◆ WHAT IS REQUIRED ◆
Among the records that follow, count the lines with the string "speed"; report only that count.

(Data extracted from a collection)
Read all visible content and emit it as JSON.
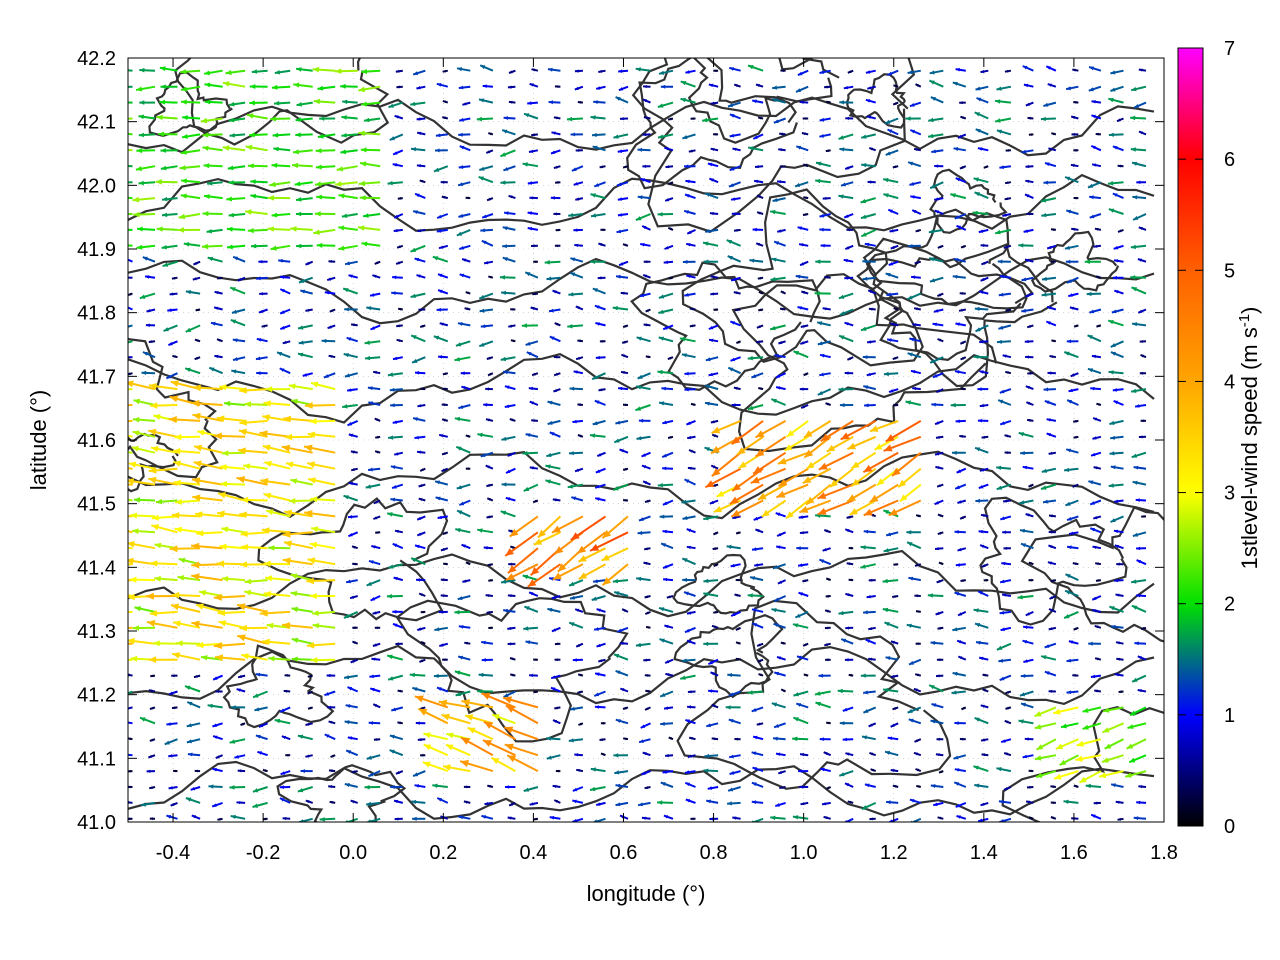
{
  "chart_data": {
    "type": "vector-field",
    "xlabel": "longitude (°)",
    "ylabel": "latitude (°)",
    "xlim": [
      -0.5,
      1.8
    ],
    "ylim": [
      41.0,
      42.2
    ],
    "x_ticks": [
      "-0.4",
      "-0.2",
      "0.0",
      "0.2",
      "0.4",
      "0.6",
      "0.8",
      "1.0",
      "1.2",
      "1.4",
      "1.6",
      "1.8"
    ],
    "x_tick_values": [
      -0.4,
      -0.2,
      0.0,
      0.2,
      0.4,
      0.6,
      0.8,
      1.0,
      1.2,
      1.4,
      1.6,
      1.8
    ],
    "y_ticks": [
      "41.0",
      "41.1",
      "41.2",
      "41.3",
      "41.4",
      "41.5",
      "41.6",
      "41.7",
      "41.8",
      "41.9",
      "42.0",
      "42.1",
      "42.2"
    ],
    "y_tick_values": [
      41.0,
      41.1,
      41.2,
      41.3,
      41.4,
      41.5,
      41.6,
      41.7,
      41.8,
      41.9,
      42.0,
      42.1,
      42.2
    ],
    "grid": true,
    "colorbar": {
      "label_main": "1stlevel-wind speed (m s",
      "label_sup": "-1",
      "label_end": ")",
      "range": [
        0,
        7
      ],
      "ticks": [
        "0",
        "1",
        "2",
        "3",
        "4",
        "5",
        "6",
        "7"
      ],
      "tick_values": [
        0,
        1,
        2,
        3,
        4,
        5,
        6,
        7
      ],
      "palette_stops": [
        {
          "v": 0,
          "color": "#000000"
        },
        {
          "v": 1,
          "color": "#0000ff"
        },
        {
          "v": 2,
          "color": "#00e000"
        },
        {
          "v": 3,
          "color": "#ffff00"
        },
        {
          "v": 4,
          "color": "#ffa500"
        },
        {
          "v": 5,
          "color": "#ff6000"
        },
        {
          "v": 6,
          "color": "#ff0000"
        },
        {
          "v": 7,
          "color": "#ff00ff"
        }
      ]
    },
    "wind_regions": [
      {
        "lon": [
          -0.5,
          0.0
        ],
        "lat": [
          41.25,
          41.7
        ],
        "speed": 3.2,
        "dir_deg": 175
      },
      {
        "lon": [
          -0.5,
          0.1
        ],
        "lat": [
          41.9,
          42.2
        ],
        "speed": 2.2,
        "dir_deg": 180
      },
      {
        "lon": [
          0.4,
          0.65
        ],
        "lat": [
          41.38,
          41.48
        ],
        "speed": 4.6,
        "dir_deg": 215
      },
      {
        "lon": [
          0.85,
          1.3
        ],
        "lat": [
          41.5,
          41.65
        ],
        "speed": 4.2,
        "dir_deg": 210
      },
      {
        "lon": [
          0.2,
          0.45
        ],
        "lat": [
          41.08,
          41.2
        ],
        "speed": 3.8,
        "dir_deg": 160
      },
      {
        "lon": [
          1.55,
          1.8
        ],
        "lat": [
          41.08,
          41.2
        ],
        "speed": 2.6,
        "dir_deg": 200
      }
    ],
    "background_wind": {
      "speed": 1.3,
      "dir_deg": 180
    },
    "contour_color": "#333333"
  }
}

◆ EXERCISE OUTPUT ◆
8